CHALLENGE: Reproduce all entries precisely, down to the last character.

PROVIDED RECORDS:
--- start ---

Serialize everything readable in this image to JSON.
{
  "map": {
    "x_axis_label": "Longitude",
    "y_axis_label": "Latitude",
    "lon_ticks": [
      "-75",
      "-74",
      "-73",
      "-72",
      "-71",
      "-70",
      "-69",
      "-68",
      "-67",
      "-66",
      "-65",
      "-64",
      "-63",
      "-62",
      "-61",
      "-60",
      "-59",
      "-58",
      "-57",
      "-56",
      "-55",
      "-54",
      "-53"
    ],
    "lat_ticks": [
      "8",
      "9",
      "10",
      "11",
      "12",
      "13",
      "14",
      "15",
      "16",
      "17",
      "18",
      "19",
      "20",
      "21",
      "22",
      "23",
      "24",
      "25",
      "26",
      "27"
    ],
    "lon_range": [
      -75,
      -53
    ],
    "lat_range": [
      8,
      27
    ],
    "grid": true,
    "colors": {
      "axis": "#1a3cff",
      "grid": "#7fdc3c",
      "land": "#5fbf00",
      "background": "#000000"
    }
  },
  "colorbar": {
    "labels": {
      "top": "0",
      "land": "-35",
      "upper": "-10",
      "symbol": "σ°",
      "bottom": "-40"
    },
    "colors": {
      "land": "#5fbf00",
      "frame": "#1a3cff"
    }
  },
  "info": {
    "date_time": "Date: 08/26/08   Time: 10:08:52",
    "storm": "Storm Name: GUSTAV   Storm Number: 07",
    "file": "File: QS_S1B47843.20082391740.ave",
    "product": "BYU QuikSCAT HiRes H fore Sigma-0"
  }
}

--- end ---

THE OUTPUT:
Serialize everything readable in this image to JSON.
{
  "map": {
    "x_axis_label": "Longitude",
    "y_axis_label": "Latitude",
    "lon_ticks": [
      "-75",
      "-74",
      "-73",
      "-72",
      "-71",
      "-70",
      "-69",
      "-68",
      "-67",
      "-66",
      "-65",
      "-64",
      "-63",
      "-62",
      "-61",
      "-60",
      "-59",
      "-58",
      "-57",
      "-56",
      "-55",
      "-54",
      "-53"
    ],
    "lat_ticks": [
      "8",
      "9",
      "10",
      "11",
      "12",
      "13",
      "14",
      "15",
      "16",
      "17",
      "18",
      "19",
      "20",
      "21",
      "22",
      "23",
      "24",
      "25",
      "26",
      "27"
    ],
    "lon_range": [
      -75,
      -53
    ],
    "lat_range": [
      8,
      27
    ],
    "grid": true,
    "colors": {
      "axis": "#1a3cff",
      "grid": "#7fdc3c",
      "land": "#5fbf00",
      "background": "#000000"
    }
  },
  "colorbar": {
    "labels": {
      "top": "0",
      "land": "-35",
      "upper": "-10",
      "symbol": "σ°",
      "bottom": "-40"
    },
    "colors": {
      "land": "#5fbf00",
      "frame": "#1a3cff"
    }
  },
  "info": {
    "date_time": "Date: 08/26/08   Time: 10:08:52",
    "storm": "Storm Name: GUSTAV   Storm Number: 07",
    "file": "File: QS_S1B47843.20082391740.ave",
    "product": "BYU QuikSCAT HiRes H fore Sigma-0"
  }
}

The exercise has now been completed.